[Stored data]
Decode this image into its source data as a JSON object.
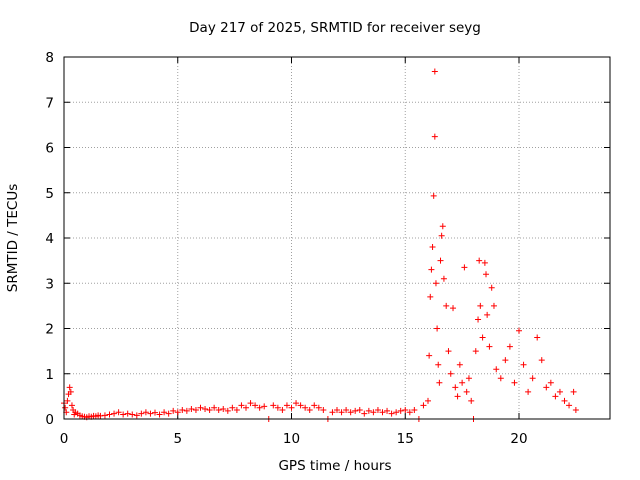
{
  "chart_data": {
    "type": "scatter",
    "title": "Day 217 of 2025, SRMTID for receiver seyg",
    "xlabel": "GPS time / hours",
    "ylabel": "SRMTID / TECUs",
    "xlim": [
      0,
      24
    ],
    "ylim": [
      0,
      8
    ],
    "xticks": [
      0,
      5,
      10,
      15,
      20
    ],
    "xtick_labels": [
      "0",
      "5",
      "10",
      "15",
      "20"
    ],
    "yticks": [
      0,
      1,
      2,
      3,
      4,
      5,
      6,
      7,
      8
    ],
    "ytick_labels": [
      "0",
      "1",
      "2",
      "3",
      "4",
      "5",
      "6",
      "7",
      "8"
    ],
    "grid": true,
    "marker": "+",
    "color": "#ff0000",
    "series": [
      {
        "name": "SRMTID",
        "points": [
          [
            0.0,
            0.35
          ],
          [
            0.05,
            0.25
          ],
          [
            0.1,
            0.15
          ],
          [
            0.15,
            0.4
          ],
          [
            0.2,
            0.55
          ],
          [
            0.25,
            0.7
          ],
          [
            0.3,
            0.6
          ],
          [
            0.35,
            0.3
          ],
          [
            0.4,
            0.2
          ],
          [
            0.45,
            0.1
          ],
          [
            0.5,
            0.15
          ],
          [
            0.6,
            0.12
          ],
          [
            0.7,
            0.08
          ],
          [
            0.8,
            0.06
          ],
          [
            0.9,
            0.05
          ],
          [
            1.0,
            0.04
          ],
          [
            1.1,
            0.06
          ],
          [
            1.2,
            0.05
          ],
          [
            1.3,
            0.07
          ],
          [
            1.4,
            0.06
          ],
          [
            1.5,
            0.08
          ],
          [
            1.6,
            0.07
          ],
          [
            1.8,
            0.08
          ],
          [
            2.0,
            0.1
          ],
          [
            2.2,
            0.12
          ],
          [
            2.4,
            0.15
          ],
          [
            2.6,
            0.1
          ],
          [
            2.8,
            0.12
          ],
          [
            3.0,
            0.1
          ],
          [
            3.2,
            0.08
          ],
          [
            3.4,
            0.12
          ],
          [
            3.6,
            0.15
          ],
          [
            3.8,
            0.12
          ],
          [
            4.0,
            0.14
          ],
          [
            4.2,
            0.1
          ],
          [
            4.4,
            0.15
          ],
          [
            4.6,
            0.12
          ],
          [
            4.8,
            0.18
          ],
          [
            5.0,
            0.15
          ],
          [
            5.2,
            0.2
          ],
          [
            5.4,
            0.18
          ],
          [
            5.6,
            0.22
          ],
          [
            5.8,
            0.2
          ],
          [
            6.0,
            0.25
          ],
          [
            6.2,
            0.22
          ],
          [
            6.4,
            0.2
          ],
          [
            6.6,
            0.25
          ],
          [
            6.8,
            0.2
          ],
          [
            7.0,
            0.22
          ],
          [
            7.2,
            0.18
          ],
          [
            7.4,
            0.25
          ],
          [
            7.6,
            0.2
          ],
          [
            7.8,
            0.3
          ],
          [
            8.0,
            0.25
          ],
          [
            8.2,
            0.35
          ],
          [
            8.4,
            0.3
          ],
          [
            8.6,
            0.25
          ],
          [
            8.8,
            0.28
          ],
          [
            9.0,
            0.0
          ],
          [
            9.2,
            0.3
          ],
          [
            9.4,
            0.25
          ],
          [
            9.6,
            0.2
          ],
          [
            9.8,
            0.3
          ],
          [
            10.0,
            0.25
          ],
          [
            10.2,
            0.35
          ],
          [
            10.4,
            0.3
          ],
          [
            10.6,
            0.25
          ],
          [
            10.8,
            0.2
          ],
          [
            11.0,
            0.3
          ],
          [
            11.2,
            0.25
          ],
          [
            11.4,
            0.2
          ],
          [
            11.6,
            0.0
          ],
          [
            11.8,
            0.15
          ],
          [
            12.0,
            0.2
          ],
          [
            12.2,
            0.15
          ],
          [
            12.4,
            0.2
          ],
          [
            12.6,
            0.15
          ],
          [
            12.8,
            0.18
          ],
          [
            13.0,
            0.2
          ],
          [
            13.2,
            0.12
          ],
          [
            13.4,
            0.18
          ],
          [
            13.6,
            0.15
          ],
          [
            13.8,
            0.2
          ],
          [
            14.0,
            0.15
          ],
          [
            14.2,
            0.18
          ],
          [
            14.4,
            0.12
          ],
          [
            14.6,
            0.15
          ],
          [
            14.8,
            0.18
          ],
          [
            15.0,
            0.2
          ],
          [
            15.2,
            0.15
          ],
          [
            15.4,
            0.2
          ],
          [
            15.6,
            0.0
          ],
          [
            15.8,
            0.3
          ],
          [
            16.0,
            0.4
          ],
          [
            16.05,
            1.4
          ],
          [
            16.1,
            2.7
          ],
          [
            16.15,
            3.3
          ],
          [
            16.2,
            3.8
          ],
          [
            16.25,
            4.93
          ],
          [
            16.3,
            7.68
          ],
          [
            16.3,
            6.24
          ],
          [
            16.35,
            3.0
          ],
          [
            16.4,
            2.0
          ],
          [
            16.45,
            1.2
          ],
          [
            16.5,
            0.8
          ],
          [
            16.55,
            3.5
          ],
          [
            16.6,
            4.05
          ],
          [
            16.65,
            4.26
          ],
          [
            16.7,
            3.1
          ],
          [
            16.8,
            2.5
          ],
          [
            16.9,
            1.5
          ],
          [
            17.0,
            1.0
          ],
          [
            17.1,
            2.45
          ],
          [
            17.2,
            0.7
          ],
          [
            17.3,
            0.5
          ],
          [
            17.4,
            1.2
          ],
          [
            17.5,
            0.8
          ],
          [
            17.6,
            3.35
          ],
          [
            17.7,
            0.6
          ],
          [
            17.8,
            0.9
          ],
          [
            17.9,
            0.4
          ],
          [
            18.0,
            0.0
          ],
          [
            18.1,
            1.5
          ],
          [
            18.2,
            2.2
          ],
          [
            18.25,
            3.5
          ],
          [
            18.3,
            2.5
          ],
          [
            18.4,
            1.8
          ],
          [
            18.5,
            3.45
          ],
          [
            18.55,
            3.2
          ],
          [
            18.6,
            2.3
          ],
          [
            18.7,
            1.6
          ],
          [
            18.8,
            2.9
          ],
          [
            18.9,
            2.5
          ],
          [
            19.0,
            1.1
          ],
          [
            19.2,
            0.9
          ],
          [
            19.4,
            1.3
          ],
          [
            19.6,
            1.6
          ],
          [
            19.8,
            0.8
          ],
          [
            20.0,
            1.95
          ],
          [
            20.2,
            1.2
          ],
          [
            20.4,
            0.6
          ],
          [
            20.6,
            0.9
          ],
          [
            20.8,
            1.8
          ],
          [
            21.0,
            1.3
          ],
          [
            21.2,
            0.7
          ],
          [
            21.4,
            0.8
          ],
          [
            21.6,
            0.5
          ],
          [
            21.8,
            0.6
          ],
          [
            22.0,
            0.4
          ],
          [
            22.2,
            0.3
          ],
          [
            22.4,
            0.6
          ],
          [
            22.5,
            0.2
          ]
        ]
      }
    ]
  }
}
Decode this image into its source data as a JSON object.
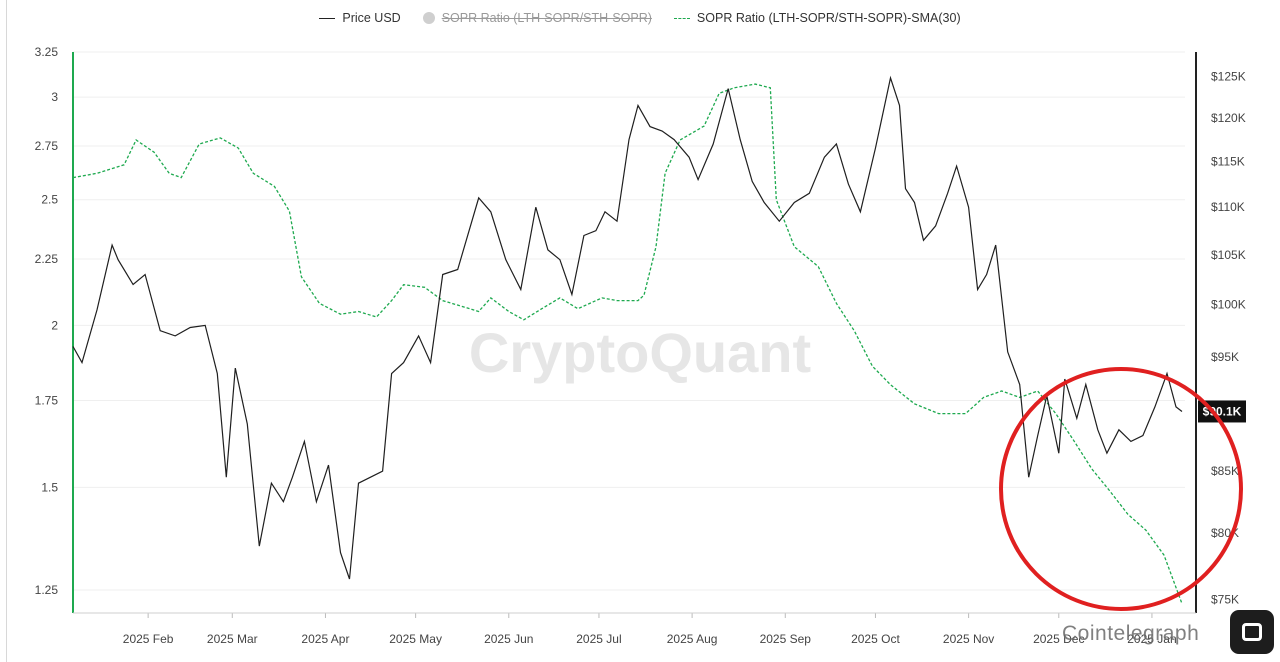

[Short problem]:
Check each line of the entries above for the word "SRMTID". List the ones that have it.

[Response to the exercise]:
    "title": "Day 217 of 2025, SRMTID for receiver seyg",
    "ylabel": "SRMTID / TECUs",
        "name": "SRMTID",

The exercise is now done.